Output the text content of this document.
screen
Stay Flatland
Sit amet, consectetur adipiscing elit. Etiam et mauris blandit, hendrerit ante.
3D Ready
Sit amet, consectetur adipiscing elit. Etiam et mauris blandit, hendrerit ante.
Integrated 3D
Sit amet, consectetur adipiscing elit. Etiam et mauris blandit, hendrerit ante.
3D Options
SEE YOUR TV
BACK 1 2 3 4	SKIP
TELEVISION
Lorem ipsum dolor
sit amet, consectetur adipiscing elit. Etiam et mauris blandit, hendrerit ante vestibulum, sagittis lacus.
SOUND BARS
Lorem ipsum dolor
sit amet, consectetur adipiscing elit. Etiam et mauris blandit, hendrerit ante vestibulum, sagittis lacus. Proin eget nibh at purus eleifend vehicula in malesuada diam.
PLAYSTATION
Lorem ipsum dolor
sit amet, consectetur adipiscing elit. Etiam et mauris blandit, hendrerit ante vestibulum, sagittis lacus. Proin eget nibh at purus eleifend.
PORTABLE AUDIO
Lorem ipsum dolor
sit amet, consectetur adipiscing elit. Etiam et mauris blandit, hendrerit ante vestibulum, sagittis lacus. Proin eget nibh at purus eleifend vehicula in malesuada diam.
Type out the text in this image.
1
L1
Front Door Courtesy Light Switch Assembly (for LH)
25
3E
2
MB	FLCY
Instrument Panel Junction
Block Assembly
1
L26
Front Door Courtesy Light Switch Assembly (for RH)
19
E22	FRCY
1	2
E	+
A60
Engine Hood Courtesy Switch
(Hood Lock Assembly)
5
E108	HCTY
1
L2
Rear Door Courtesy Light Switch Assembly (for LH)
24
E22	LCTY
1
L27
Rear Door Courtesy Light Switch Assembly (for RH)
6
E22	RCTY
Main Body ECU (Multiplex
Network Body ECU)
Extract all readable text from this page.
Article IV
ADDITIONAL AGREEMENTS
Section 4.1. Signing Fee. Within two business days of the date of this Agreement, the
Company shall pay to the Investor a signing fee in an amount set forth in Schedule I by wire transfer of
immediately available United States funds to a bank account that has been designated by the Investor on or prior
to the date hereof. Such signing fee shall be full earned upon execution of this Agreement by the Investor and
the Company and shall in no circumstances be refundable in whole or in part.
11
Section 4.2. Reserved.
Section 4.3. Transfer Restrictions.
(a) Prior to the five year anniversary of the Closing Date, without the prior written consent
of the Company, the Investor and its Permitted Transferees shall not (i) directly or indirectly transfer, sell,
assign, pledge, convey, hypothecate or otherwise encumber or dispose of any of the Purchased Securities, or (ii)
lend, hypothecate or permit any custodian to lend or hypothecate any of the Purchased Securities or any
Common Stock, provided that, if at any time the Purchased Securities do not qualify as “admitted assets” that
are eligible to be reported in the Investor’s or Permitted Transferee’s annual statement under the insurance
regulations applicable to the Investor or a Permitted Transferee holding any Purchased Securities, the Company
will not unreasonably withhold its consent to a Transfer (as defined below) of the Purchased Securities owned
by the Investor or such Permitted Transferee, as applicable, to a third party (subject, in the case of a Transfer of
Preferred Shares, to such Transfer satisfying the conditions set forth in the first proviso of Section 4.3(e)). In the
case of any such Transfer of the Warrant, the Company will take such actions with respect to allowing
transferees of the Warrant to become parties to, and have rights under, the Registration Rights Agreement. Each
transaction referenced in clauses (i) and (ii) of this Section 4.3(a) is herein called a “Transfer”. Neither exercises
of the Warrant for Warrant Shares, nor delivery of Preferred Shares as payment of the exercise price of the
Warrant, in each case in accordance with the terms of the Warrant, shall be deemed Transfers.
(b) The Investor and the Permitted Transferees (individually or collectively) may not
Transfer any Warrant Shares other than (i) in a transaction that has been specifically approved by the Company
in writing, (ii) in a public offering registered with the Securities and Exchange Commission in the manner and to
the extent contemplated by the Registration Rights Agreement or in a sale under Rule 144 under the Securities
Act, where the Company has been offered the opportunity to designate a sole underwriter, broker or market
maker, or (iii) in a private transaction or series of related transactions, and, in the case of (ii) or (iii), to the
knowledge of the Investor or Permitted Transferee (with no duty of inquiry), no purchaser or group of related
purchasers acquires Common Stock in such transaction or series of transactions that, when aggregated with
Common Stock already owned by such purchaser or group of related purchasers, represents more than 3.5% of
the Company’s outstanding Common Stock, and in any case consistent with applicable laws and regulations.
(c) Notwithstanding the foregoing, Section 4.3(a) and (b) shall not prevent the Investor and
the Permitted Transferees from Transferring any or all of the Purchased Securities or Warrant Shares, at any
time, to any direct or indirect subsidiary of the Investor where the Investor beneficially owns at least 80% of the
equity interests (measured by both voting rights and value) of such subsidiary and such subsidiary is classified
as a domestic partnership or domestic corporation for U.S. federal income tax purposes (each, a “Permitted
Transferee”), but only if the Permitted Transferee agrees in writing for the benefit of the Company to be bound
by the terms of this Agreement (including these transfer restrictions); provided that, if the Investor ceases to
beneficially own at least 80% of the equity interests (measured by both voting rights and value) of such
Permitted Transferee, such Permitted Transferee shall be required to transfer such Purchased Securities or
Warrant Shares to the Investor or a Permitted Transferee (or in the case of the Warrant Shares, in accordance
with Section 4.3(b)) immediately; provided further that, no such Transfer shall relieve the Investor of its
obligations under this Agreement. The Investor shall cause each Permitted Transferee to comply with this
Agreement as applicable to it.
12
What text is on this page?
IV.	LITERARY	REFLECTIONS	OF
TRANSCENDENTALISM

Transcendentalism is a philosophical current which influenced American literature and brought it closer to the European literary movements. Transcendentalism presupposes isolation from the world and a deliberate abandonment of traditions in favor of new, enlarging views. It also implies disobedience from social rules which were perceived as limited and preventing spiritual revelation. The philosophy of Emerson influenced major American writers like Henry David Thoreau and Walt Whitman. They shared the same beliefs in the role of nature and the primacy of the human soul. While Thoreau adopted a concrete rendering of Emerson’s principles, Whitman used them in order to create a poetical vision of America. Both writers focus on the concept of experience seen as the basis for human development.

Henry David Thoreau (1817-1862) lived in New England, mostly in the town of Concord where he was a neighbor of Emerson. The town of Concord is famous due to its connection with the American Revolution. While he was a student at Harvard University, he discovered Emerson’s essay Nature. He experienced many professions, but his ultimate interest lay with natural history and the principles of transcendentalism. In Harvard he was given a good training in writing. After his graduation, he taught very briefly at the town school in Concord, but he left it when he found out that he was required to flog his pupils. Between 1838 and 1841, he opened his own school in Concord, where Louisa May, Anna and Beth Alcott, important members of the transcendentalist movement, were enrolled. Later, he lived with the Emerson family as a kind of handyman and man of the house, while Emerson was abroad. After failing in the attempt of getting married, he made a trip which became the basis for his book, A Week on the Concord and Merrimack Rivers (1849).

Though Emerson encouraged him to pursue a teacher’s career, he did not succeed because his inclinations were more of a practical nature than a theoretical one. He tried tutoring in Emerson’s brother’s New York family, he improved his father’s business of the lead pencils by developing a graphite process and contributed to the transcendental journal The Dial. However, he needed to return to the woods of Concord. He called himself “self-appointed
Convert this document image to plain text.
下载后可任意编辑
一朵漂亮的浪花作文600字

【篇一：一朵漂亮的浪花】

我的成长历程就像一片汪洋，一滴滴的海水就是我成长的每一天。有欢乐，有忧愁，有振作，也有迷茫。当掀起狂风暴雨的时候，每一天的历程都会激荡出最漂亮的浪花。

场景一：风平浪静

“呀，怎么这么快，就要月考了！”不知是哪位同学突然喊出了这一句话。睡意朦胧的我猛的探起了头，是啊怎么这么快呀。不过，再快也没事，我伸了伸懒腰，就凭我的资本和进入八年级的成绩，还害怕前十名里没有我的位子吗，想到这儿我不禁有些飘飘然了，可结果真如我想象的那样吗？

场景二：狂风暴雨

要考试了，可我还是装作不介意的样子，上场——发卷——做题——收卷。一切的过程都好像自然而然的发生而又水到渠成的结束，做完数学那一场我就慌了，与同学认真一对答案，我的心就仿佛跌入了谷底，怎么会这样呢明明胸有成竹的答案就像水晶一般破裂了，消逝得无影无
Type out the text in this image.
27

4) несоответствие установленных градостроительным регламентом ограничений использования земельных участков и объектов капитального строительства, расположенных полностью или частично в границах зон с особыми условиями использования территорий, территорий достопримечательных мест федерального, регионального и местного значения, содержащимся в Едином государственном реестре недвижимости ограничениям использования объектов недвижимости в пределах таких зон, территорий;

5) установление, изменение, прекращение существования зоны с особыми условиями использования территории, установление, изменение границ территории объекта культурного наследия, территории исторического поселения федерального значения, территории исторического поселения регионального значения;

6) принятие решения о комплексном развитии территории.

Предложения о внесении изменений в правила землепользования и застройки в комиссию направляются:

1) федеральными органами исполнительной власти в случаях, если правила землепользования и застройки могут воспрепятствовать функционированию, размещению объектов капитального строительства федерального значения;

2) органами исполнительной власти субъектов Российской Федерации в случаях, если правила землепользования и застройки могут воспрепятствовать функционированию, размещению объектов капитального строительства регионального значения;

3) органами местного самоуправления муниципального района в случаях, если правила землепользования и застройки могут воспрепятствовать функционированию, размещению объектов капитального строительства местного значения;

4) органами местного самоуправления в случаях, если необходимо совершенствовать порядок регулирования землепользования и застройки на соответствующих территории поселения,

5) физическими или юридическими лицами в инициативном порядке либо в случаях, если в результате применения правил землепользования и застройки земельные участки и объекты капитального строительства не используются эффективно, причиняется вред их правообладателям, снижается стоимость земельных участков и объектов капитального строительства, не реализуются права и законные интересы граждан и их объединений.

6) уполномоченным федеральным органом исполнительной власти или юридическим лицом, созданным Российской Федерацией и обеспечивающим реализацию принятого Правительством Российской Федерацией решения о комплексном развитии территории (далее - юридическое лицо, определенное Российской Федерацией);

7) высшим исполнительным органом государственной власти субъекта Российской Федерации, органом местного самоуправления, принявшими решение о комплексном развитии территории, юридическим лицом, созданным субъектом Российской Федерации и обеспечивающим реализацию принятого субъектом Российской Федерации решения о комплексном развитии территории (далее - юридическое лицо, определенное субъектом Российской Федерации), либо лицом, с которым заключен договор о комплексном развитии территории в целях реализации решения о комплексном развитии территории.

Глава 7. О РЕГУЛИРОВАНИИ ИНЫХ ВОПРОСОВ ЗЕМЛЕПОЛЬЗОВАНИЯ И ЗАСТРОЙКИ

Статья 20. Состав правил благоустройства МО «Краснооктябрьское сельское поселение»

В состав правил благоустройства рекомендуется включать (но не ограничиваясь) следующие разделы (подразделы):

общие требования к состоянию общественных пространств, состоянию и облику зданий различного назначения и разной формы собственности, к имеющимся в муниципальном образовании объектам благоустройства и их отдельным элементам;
------------------------------------
Aim: List each line of the entries that holds the string "from".

Task output:
Extract all readable text from this page.
the Permitted Transferees from Transferring any or all of the Purchased Securities or Warrant Shares, at any
Transcendentalism is a philosophical current which influenced American literature and brought it closer to the European literary movements. Transcendentalism presupposes isolation from the world and a deliberate abandonment of traditions in favor of new, enlarging views. It also implies disobedience from social rules which were perceived as limited and preventing spiritual revelation. The philosophy of Emerson influenced major American writers like Henry David Thoreau and Walt Whitman. They shared the same beliefs in the role of nature and the primacy of the human soul. While Thoreau adopted a concrete rendering of Emerson’s principles, Whitman used them in order to create a poetical vision of America. Both writers focus on the concept of experience seen as the basis for human development.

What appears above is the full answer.